**WHAT NEEDS TO BE DONE**
Copy every line of the records below where the word "SOJASCHEUTEN" occurs.
+++++
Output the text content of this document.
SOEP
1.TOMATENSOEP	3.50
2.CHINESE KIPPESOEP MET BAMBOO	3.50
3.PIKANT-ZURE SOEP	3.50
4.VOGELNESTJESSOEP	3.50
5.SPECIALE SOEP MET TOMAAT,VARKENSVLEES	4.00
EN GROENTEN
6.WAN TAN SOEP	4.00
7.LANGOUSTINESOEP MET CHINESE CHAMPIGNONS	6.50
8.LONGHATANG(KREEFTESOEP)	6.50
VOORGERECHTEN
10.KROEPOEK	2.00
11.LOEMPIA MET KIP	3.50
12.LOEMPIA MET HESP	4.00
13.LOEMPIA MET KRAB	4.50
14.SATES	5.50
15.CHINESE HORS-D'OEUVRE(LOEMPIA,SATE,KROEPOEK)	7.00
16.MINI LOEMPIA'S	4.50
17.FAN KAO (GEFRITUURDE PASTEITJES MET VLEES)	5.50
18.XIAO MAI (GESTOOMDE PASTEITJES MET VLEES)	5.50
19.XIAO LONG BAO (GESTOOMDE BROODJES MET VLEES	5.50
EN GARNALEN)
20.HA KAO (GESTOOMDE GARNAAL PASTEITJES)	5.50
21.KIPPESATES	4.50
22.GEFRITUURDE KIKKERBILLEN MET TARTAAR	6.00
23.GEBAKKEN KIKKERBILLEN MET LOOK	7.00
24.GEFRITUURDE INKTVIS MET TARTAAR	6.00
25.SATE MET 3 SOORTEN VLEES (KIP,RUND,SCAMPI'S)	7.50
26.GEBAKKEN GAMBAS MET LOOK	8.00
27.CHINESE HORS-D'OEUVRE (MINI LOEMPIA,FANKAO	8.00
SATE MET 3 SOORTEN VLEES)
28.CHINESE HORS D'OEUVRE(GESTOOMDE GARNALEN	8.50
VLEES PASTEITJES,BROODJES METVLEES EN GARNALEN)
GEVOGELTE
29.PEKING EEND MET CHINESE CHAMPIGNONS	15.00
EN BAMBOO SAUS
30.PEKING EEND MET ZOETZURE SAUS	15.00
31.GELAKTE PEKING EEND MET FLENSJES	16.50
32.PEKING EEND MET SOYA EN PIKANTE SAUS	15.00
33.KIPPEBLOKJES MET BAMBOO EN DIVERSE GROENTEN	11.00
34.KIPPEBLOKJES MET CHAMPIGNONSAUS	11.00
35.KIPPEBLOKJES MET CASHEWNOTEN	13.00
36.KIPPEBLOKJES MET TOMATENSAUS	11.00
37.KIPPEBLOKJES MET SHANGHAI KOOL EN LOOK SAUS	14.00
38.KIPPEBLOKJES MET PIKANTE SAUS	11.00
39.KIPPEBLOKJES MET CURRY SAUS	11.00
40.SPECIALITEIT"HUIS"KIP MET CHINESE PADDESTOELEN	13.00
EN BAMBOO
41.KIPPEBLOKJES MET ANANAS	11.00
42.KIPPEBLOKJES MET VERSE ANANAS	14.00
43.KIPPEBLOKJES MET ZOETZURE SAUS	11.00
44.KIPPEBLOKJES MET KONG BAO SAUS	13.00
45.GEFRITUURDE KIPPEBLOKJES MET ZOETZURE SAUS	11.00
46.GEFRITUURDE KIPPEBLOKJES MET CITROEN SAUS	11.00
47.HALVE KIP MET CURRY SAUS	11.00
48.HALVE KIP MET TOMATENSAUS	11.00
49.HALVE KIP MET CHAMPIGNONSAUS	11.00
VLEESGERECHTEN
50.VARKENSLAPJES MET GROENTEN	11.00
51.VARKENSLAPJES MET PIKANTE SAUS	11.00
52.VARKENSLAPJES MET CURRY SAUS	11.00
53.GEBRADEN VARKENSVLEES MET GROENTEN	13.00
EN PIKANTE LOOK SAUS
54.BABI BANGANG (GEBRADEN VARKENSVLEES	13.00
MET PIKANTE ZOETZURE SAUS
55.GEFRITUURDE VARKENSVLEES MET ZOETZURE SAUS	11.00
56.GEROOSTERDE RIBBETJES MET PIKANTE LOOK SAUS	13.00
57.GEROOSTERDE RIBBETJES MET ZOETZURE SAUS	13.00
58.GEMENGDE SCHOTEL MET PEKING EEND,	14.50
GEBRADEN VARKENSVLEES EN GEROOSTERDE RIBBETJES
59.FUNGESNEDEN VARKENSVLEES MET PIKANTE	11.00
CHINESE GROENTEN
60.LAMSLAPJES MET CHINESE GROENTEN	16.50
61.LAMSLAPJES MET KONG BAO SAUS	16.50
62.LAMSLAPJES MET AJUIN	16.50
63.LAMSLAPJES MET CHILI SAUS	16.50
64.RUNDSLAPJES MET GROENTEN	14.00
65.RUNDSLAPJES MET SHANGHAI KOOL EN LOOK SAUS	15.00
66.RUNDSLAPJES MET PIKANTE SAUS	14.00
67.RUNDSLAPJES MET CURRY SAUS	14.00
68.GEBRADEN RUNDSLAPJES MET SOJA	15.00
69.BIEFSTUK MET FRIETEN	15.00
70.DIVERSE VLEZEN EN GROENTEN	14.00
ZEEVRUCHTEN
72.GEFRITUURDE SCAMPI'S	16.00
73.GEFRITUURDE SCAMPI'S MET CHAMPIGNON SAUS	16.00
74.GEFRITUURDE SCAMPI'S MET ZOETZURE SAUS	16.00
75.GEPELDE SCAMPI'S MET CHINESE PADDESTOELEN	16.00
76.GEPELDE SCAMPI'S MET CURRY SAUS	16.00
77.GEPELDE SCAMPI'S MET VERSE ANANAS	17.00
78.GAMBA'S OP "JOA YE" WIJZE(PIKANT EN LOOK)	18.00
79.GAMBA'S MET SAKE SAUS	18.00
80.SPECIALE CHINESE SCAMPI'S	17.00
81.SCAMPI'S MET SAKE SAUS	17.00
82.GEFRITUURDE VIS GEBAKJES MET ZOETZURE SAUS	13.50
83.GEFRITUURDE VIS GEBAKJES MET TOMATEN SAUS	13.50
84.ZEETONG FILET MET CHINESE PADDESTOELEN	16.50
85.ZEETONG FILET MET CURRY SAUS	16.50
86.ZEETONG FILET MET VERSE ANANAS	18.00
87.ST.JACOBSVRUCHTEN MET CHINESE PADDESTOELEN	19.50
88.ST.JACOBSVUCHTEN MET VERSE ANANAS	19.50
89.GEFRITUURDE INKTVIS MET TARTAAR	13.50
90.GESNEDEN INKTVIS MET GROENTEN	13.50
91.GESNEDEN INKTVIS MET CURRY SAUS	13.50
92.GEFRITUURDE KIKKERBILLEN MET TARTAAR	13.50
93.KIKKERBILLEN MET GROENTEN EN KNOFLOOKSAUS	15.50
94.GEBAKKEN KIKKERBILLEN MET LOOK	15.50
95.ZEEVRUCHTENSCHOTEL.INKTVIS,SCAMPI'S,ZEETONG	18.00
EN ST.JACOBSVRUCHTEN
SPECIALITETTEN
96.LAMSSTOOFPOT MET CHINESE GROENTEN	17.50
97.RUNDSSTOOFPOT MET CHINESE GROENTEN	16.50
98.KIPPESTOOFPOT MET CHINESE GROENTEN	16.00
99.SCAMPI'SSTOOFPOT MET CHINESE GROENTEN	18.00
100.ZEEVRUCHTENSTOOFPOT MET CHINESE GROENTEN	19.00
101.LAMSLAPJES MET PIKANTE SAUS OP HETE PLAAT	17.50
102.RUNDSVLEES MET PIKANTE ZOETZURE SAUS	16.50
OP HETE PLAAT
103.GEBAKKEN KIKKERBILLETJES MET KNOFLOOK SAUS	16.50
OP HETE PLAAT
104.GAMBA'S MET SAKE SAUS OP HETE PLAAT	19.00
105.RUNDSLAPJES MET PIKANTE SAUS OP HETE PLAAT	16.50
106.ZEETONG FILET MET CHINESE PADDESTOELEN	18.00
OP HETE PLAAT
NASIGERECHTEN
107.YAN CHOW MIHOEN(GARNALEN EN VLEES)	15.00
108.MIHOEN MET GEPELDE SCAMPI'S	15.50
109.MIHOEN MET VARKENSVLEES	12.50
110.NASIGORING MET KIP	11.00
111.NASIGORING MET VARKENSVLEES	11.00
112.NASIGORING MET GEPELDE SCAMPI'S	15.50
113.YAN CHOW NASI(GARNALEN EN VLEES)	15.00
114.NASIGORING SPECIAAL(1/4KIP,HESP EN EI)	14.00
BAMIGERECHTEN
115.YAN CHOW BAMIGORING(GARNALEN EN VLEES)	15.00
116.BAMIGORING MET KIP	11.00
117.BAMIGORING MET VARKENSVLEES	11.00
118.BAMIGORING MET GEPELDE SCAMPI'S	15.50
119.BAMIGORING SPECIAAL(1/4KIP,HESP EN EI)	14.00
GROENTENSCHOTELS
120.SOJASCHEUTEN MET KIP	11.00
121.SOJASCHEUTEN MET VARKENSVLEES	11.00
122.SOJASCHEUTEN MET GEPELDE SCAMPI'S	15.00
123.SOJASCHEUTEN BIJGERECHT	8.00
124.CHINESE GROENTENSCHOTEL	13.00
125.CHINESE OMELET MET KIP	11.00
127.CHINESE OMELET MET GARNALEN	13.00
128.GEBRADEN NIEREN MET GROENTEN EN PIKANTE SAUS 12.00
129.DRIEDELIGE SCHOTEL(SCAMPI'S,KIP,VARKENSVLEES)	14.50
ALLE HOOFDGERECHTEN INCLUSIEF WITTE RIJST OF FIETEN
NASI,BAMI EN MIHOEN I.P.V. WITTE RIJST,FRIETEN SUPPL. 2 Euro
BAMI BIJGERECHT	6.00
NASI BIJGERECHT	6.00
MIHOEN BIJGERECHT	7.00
+++++
**TASK OUTPUT**
120.SOJASCHEUTEN MET KIP	11.00
121.SOJASCHEUTEN MET VARKENSVLEES	11.00
122.SOJASCHEUTEN MET GEPELDE SCAMPI'S	15.00
123.SOJASCHEUTEN BIJGERECHT	8.00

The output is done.